— Records to use —
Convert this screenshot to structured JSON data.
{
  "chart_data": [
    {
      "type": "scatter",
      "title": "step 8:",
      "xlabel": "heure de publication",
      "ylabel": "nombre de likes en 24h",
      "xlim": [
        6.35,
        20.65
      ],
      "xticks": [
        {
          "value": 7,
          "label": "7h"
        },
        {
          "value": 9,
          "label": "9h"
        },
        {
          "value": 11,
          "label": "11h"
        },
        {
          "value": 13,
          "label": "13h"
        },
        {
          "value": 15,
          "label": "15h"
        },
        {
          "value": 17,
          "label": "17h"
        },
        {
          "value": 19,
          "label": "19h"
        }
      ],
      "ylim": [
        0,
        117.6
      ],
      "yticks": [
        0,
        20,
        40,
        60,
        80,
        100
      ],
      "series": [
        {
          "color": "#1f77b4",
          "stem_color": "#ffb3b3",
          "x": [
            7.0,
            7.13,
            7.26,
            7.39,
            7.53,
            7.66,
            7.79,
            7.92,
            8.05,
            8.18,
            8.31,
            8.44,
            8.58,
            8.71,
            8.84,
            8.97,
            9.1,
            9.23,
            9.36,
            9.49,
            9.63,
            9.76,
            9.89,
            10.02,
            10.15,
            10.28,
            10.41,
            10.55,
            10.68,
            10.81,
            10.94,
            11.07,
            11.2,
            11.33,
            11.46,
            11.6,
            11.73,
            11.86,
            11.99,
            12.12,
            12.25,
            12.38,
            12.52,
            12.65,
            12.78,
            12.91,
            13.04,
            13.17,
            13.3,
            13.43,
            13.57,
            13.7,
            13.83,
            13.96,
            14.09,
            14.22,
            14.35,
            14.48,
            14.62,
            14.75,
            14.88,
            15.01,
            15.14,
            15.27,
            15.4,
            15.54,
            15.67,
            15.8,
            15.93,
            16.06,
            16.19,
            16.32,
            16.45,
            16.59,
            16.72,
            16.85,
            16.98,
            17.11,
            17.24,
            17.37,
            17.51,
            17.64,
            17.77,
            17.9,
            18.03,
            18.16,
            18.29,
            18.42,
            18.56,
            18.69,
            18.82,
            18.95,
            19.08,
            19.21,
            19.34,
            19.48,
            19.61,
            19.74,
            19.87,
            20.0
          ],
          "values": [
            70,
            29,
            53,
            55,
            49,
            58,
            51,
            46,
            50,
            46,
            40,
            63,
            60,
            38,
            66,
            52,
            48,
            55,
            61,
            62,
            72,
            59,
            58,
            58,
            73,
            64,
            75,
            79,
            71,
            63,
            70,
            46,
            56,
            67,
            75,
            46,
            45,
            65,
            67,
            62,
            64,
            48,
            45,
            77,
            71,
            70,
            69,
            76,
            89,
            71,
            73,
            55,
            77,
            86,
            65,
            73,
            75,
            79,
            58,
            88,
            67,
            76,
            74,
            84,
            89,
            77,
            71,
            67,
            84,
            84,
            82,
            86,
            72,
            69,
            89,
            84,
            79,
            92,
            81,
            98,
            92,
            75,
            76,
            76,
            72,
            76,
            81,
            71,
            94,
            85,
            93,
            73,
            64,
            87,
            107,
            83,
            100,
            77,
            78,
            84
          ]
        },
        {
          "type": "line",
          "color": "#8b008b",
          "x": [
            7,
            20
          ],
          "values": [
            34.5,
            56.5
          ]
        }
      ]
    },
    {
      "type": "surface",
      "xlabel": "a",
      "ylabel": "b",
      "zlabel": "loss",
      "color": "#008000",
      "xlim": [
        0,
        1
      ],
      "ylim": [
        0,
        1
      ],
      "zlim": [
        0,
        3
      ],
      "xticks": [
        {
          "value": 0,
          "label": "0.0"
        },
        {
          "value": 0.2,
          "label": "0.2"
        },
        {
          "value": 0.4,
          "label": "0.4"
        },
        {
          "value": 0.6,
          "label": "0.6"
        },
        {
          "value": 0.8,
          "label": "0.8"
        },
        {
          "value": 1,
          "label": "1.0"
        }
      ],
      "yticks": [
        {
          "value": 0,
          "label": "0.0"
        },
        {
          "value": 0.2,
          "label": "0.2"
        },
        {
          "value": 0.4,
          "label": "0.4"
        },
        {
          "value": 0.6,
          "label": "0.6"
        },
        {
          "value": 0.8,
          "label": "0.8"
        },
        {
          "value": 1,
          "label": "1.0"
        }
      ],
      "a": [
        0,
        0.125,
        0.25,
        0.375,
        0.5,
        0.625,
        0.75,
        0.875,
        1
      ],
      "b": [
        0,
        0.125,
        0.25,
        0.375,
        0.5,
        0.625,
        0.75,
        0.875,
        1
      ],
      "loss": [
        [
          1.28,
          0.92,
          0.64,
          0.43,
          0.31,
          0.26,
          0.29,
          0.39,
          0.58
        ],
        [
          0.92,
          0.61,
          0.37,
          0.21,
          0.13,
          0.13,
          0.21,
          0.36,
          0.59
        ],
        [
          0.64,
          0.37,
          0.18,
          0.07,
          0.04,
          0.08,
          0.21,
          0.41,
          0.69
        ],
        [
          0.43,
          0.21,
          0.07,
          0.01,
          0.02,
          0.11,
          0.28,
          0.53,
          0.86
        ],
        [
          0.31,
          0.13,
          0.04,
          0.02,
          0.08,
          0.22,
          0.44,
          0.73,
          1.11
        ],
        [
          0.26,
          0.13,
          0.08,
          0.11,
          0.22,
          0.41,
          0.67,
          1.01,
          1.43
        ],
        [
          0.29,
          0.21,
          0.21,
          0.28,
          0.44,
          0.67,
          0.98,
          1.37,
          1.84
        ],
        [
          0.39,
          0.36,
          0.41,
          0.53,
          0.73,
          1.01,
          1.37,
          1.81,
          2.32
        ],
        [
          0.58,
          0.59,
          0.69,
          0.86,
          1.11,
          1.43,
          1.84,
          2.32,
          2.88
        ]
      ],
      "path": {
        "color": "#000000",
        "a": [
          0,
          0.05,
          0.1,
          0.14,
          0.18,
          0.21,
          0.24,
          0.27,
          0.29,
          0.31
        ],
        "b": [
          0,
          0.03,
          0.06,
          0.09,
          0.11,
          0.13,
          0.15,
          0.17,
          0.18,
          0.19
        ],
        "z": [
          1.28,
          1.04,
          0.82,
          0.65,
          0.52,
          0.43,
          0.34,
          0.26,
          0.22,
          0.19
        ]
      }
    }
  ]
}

— Problem description —
All lines of the data above that include the word "xlabel" must be shown.

— Solution to this problem —
      "xlabel": "heure de publication",
      "xlabel": "a",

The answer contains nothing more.